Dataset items

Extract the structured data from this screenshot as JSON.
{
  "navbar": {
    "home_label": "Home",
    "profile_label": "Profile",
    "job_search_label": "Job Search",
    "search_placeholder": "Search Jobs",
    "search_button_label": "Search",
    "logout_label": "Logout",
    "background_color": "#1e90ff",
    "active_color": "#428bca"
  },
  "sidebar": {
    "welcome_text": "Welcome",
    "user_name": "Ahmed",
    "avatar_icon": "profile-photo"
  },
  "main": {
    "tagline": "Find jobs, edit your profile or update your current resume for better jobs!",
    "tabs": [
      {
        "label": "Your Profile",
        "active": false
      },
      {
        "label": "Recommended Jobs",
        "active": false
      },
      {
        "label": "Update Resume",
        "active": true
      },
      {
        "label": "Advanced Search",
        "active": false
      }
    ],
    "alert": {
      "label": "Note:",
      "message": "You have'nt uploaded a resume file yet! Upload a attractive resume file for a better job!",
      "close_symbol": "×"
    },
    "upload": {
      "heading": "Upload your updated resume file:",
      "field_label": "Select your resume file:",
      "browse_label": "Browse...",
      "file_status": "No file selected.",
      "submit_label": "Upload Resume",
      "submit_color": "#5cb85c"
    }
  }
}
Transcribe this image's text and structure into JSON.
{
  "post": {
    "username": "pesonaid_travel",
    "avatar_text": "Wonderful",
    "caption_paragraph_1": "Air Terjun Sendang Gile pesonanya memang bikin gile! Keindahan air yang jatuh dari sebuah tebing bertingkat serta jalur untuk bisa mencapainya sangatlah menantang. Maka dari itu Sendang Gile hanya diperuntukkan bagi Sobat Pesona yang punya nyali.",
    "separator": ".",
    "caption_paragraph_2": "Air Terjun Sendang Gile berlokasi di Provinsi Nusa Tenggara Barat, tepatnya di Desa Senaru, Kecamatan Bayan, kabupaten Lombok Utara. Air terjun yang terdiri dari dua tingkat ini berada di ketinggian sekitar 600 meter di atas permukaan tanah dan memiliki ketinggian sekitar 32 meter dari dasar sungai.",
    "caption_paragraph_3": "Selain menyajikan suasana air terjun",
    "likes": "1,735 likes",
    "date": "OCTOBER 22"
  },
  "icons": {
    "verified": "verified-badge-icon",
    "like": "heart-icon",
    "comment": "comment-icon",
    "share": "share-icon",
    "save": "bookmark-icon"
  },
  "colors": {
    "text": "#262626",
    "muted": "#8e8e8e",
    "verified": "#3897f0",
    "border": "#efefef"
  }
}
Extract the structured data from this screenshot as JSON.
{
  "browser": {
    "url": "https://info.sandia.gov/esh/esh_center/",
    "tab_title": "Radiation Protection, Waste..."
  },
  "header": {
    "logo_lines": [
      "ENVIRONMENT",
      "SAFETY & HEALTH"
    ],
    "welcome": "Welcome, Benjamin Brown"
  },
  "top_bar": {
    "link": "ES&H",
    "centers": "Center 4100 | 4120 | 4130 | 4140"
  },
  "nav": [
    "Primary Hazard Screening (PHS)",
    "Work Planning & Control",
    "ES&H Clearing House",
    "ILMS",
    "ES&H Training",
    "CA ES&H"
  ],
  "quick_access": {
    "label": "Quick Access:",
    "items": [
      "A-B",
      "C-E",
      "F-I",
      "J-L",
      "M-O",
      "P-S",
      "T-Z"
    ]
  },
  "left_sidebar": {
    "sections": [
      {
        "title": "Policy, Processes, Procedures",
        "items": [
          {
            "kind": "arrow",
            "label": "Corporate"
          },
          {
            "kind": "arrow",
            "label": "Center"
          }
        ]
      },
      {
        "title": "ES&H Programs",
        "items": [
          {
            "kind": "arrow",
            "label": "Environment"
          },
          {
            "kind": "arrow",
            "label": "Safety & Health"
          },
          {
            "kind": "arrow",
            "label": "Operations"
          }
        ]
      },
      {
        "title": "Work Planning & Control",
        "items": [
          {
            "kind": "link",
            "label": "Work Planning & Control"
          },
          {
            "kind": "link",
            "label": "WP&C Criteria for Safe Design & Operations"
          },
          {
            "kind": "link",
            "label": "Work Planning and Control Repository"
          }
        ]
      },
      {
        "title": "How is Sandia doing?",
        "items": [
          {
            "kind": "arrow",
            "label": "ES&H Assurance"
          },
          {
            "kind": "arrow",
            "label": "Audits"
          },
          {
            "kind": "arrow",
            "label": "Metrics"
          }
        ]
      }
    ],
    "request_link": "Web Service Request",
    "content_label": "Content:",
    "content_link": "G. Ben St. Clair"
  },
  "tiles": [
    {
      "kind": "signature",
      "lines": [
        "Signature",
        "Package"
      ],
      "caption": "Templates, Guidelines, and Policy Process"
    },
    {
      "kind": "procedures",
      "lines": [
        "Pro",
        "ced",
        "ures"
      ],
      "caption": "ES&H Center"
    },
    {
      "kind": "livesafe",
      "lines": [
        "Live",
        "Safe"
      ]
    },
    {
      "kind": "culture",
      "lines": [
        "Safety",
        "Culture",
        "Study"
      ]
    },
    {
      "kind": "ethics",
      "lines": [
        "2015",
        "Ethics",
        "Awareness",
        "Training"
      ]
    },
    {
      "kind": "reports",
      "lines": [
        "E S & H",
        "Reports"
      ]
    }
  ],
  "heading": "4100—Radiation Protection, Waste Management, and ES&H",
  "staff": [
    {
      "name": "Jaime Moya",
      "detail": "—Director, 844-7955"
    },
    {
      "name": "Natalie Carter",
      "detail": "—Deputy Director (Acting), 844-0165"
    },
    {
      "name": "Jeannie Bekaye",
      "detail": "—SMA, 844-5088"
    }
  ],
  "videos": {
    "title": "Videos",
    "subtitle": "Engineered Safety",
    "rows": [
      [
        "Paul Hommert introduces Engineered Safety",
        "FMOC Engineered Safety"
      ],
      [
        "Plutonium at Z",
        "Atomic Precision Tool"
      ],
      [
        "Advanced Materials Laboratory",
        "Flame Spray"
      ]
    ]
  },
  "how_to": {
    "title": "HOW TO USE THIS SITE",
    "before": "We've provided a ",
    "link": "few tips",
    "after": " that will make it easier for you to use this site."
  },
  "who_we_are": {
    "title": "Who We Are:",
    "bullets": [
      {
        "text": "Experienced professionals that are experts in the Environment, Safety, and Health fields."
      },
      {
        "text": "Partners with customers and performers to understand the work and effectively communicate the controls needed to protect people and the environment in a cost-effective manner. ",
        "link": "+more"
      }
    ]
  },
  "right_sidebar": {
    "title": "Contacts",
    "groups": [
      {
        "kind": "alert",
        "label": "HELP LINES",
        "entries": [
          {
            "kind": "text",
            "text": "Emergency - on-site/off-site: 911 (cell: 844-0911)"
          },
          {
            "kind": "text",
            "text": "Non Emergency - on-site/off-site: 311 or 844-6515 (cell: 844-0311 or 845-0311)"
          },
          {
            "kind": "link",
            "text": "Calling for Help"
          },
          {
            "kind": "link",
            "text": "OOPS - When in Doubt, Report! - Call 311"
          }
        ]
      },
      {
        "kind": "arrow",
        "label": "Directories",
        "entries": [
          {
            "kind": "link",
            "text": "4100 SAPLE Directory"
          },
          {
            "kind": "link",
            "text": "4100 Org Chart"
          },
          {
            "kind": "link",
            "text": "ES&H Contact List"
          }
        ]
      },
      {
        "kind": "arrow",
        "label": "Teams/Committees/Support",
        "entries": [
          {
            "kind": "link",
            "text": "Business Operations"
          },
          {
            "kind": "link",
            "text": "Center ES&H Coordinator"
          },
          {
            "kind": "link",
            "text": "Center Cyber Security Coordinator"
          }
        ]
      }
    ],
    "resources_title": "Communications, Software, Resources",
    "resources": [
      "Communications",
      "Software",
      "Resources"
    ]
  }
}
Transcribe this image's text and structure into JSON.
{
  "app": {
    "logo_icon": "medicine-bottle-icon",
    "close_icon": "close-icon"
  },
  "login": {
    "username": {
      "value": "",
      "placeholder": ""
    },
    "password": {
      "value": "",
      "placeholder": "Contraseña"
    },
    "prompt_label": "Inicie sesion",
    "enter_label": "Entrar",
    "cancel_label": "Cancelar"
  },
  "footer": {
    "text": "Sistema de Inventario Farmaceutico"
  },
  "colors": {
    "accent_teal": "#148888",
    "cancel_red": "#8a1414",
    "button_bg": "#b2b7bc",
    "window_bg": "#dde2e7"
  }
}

Work to do: Give every line of the material that includes the string "Emergency".

Expected answer:
            "text": "Emergency - on-site/off-site: 911 (cell: 844-0911)"
            "text": "Non Emergency - on-site/off-site: 311 or 844-6515 (cell: 844-0311 or 845-0311)"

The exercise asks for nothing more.